===== Data shown

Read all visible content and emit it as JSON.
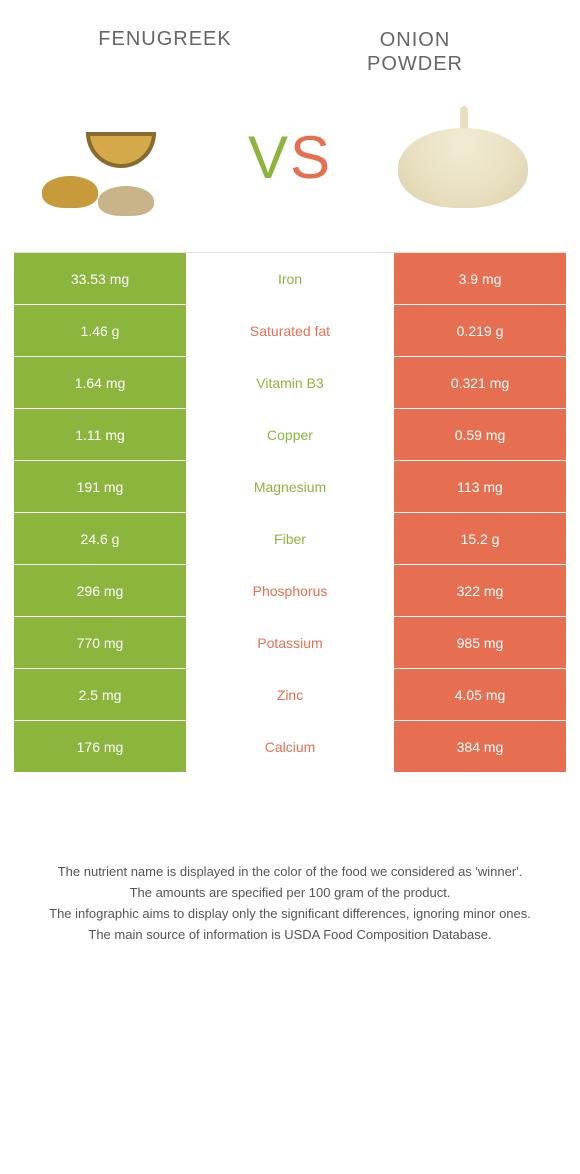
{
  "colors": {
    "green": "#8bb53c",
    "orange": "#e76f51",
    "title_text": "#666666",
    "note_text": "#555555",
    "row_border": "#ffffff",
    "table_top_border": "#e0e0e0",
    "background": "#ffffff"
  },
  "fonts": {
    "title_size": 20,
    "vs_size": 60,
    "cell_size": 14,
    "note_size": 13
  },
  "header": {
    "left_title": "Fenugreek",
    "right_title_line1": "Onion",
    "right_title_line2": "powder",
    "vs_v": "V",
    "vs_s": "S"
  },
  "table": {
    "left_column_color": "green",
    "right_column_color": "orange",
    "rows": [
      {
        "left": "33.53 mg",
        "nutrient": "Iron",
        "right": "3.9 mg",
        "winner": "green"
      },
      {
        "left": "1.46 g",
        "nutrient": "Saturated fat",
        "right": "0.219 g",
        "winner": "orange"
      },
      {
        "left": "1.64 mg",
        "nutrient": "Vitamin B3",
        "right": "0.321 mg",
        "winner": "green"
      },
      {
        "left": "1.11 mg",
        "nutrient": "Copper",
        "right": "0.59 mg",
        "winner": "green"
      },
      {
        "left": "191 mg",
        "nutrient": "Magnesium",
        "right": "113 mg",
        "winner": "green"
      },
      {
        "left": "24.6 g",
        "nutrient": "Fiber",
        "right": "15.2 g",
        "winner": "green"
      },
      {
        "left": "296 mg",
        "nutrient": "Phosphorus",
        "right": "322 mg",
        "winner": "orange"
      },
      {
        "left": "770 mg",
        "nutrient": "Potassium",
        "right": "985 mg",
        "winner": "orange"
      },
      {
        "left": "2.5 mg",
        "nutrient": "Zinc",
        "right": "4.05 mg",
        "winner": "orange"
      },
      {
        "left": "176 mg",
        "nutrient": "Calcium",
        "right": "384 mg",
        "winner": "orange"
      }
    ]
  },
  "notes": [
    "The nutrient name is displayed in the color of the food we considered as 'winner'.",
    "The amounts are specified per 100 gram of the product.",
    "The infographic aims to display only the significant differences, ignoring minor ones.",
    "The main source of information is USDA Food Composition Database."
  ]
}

==========

Instructions for the task: The answer is a single number: how many lines include the word "ffffff"?

Written solution: 2